Stated task 1: Reproduce every line of the dataset excerpt records word for word, leaving out the pictures.

Text block:
— BEGIN —
On Fri, Oct 28, 2011 at 18:13, Paul Halliday <paul.halli...@gmail.com> wrote:
>
> Whats the difference between fetch_assoc and fetch_row?
>
> I use:
> while ($row = mysql_fetch_row($theQuery)) {
>    doCartwheel;
> }
>
> on just under 300 million rows and nothing craps out. I have
> memory_limit set to 4GB though. Although, IIRC I pushed it up for GD
> not mysql issues.
>
> Same OS and php ver, MySQL is 5.1.48

    Please don't hijack other's threads to ask a question.  I've
started this as a new thread to address this question.

    mysql_fetch_array() grabs all of the data and places it in a
simple numerically-keyed array.

    By contrast, mysql_fetch_assoc() grabs it and populates an
associative array.  This means that the column names (or aliases, et
cetera) become the keys for the array.  With mysql_fetch_assoc(), you
can still call an array key by number, but it's not vice-versa with
mysql_fetch_array().
— END —
Stated task 2: Continue the mailing-list reply about PHP's MySQL fetch functions from where it stops.

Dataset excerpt
— BEGIN —
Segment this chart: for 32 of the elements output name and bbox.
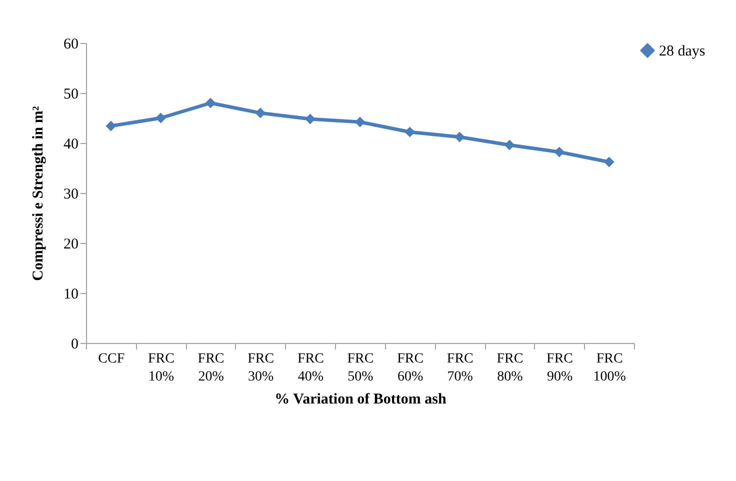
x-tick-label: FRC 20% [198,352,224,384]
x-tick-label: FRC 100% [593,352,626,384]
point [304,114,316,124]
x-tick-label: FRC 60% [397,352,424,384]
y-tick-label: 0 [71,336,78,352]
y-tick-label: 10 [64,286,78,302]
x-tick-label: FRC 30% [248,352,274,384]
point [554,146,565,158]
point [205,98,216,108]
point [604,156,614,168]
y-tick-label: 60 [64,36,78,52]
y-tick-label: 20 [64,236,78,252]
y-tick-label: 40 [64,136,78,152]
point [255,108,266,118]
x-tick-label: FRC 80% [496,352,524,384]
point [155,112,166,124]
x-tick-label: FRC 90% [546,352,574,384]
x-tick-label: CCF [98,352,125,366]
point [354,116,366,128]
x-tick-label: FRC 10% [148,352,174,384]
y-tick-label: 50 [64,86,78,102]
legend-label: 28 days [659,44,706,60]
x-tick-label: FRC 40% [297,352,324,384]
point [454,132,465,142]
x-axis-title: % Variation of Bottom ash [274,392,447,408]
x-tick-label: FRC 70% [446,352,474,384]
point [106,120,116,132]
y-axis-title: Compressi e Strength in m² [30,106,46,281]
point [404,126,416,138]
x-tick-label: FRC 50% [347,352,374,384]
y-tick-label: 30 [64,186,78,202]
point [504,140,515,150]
— END —
Final result 1:
Segment this chart: for 32 of the elements output name and bbox.
x-tick-label: FRC 20% [198,352,224,384]
x-tick-label: FRC 100% [593,352,626,384]
point [304,114,316,124]
x-tick-label: FRC 60% [397,352,424,384]
y-tick-label: 0 [71,336,78,352]
y-tick-label: 10 [64,286,78,302]
x-tick-label: FRC 30% [248,352,274,384]
point [554,146,565,158]
point [205,98,216,108]
point [604,156,614,168]
y-tick-label: 60 [64,36,78,52]
y-tick-label: 20 [64,236,78,252]
y-tick-label: 40 [64,136,78,152]
point [255,108,266,118]
x-tick-label: FRC 80% [496,352,524,384]
point [155,112,166,124]
x-tick-label: FRC 90% [546,352,574,384]
x-tick-label: CCF [98,352,125,366]
point [354,116,366,128]
x-tick-label: FRC 10% [148,352,174,384]
y-tick-label: 50 [64,86,78,102]
legend-label: 28 days [659,44,706,60]
x-tick-label: FRC 40% [297,352,324,384]
point [454,132,465,142]
x-axis-title: % Variation of Bottom ash [274,392,447,408]
x-tick-label: FRC 70% [446,352,474,384]
point [106,120,116,132]
y-axis-title: Compressi e Strength in m² [30,106,46,281]
point [404,126,416,138]
x-tick-label: FRC 50% [347,352,374,384]
y-tick-label: 30 [64,186,78,202]
point [504,140,515,150]

Final result 2:
    The difference in overhead, if you meant that (in which case, my
apologies for reading it as a question of functional difference), is
variable: it's based mainly on the difference between the bytes
representing the integers used as keys in mysql_fetch_array() versus
the size in bytes of the strings used as keys in mysql_fetch_assoc().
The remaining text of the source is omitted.